Entries from a dataset
Start

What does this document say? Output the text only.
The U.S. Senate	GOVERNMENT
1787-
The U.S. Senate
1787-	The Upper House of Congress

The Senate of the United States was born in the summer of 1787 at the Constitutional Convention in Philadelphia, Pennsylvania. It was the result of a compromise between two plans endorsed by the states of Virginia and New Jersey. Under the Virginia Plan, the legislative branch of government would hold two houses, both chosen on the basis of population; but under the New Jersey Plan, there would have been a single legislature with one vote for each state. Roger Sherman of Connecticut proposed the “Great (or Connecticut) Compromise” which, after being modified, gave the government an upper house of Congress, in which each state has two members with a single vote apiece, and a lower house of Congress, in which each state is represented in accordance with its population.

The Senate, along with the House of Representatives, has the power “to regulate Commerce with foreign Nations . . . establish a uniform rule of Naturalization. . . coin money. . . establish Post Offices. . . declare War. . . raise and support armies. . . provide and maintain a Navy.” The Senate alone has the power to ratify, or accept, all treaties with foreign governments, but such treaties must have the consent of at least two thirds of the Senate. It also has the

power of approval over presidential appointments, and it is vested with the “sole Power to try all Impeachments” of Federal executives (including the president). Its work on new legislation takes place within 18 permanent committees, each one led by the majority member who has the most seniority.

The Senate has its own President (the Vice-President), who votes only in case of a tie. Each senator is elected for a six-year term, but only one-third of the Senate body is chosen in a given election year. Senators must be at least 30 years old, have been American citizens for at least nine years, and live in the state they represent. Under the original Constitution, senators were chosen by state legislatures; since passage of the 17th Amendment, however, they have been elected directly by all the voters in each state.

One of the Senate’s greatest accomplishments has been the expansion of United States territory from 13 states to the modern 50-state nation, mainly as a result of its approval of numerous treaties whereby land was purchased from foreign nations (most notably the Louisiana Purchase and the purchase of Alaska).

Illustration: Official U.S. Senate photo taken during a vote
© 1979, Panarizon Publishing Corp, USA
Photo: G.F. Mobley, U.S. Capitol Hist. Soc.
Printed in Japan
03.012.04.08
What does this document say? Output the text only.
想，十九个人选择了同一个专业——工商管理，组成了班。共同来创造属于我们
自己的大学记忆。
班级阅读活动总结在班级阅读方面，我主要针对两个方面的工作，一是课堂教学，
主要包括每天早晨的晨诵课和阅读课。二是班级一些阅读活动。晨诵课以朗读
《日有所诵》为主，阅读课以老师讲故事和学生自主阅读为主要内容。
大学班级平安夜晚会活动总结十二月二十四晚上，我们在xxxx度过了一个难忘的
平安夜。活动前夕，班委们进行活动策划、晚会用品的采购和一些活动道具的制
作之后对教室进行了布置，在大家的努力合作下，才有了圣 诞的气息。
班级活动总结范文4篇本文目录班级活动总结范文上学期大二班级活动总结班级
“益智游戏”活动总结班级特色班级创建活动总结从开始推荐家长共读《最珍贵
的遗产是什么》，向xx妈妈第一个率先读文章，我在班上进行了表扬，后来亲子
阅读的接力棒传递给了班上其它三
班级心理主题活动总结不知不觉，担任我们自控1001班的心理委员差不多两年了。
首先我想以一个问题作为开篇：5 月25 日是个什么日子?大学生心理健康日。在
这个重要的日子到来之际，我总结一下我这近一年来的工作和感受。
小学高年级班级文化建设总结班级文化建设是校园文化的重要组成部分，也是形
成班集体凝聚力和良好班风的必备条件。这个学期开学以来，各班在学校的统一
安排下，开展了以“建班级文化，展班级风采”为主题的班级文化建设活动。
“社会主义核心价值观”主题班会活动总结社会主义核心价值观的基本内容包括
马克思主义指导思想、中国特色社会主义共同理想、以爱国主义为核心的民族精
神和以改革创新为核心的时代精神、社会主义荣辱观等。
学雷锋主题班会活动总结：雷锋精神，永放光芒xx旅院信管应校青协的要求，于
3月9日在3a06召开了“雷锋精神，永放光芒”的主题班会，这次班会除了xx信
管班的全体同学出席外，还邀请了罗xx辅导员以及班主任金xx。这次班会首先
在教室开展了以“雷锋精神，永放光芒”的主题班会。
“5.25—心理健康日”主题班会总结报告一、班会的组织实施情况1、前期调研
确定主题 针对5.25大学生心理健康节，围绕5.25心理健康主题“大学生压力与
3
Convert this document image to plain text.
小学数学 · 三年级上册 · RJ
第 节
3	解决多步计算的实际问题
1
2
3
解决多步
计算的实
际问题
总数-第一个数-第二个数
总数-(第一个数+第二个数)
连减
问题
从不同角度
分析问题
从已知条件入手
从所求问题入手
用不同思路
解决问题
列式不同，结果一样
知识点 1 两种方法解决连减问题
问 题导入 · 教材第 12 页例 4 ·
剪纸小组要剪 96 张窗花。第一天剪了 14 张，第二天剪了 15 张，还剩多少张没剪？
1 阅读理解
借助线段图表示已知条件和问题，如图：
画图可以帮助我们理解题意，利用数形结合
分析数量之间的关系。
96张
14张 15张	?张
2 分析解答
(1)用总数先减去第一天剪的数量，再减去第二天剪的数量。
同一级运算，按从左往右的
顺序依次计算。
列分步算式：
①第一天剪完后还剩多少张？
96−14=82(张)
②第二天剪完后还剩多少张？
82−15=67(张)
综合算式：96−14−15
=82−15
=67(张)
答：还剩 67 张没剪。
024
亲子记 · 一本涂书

End

### [Work instructions]
Of the lines in the material, how many contain the word "的主题班会"? Reply with the number and nothing else.

### [Output below]
2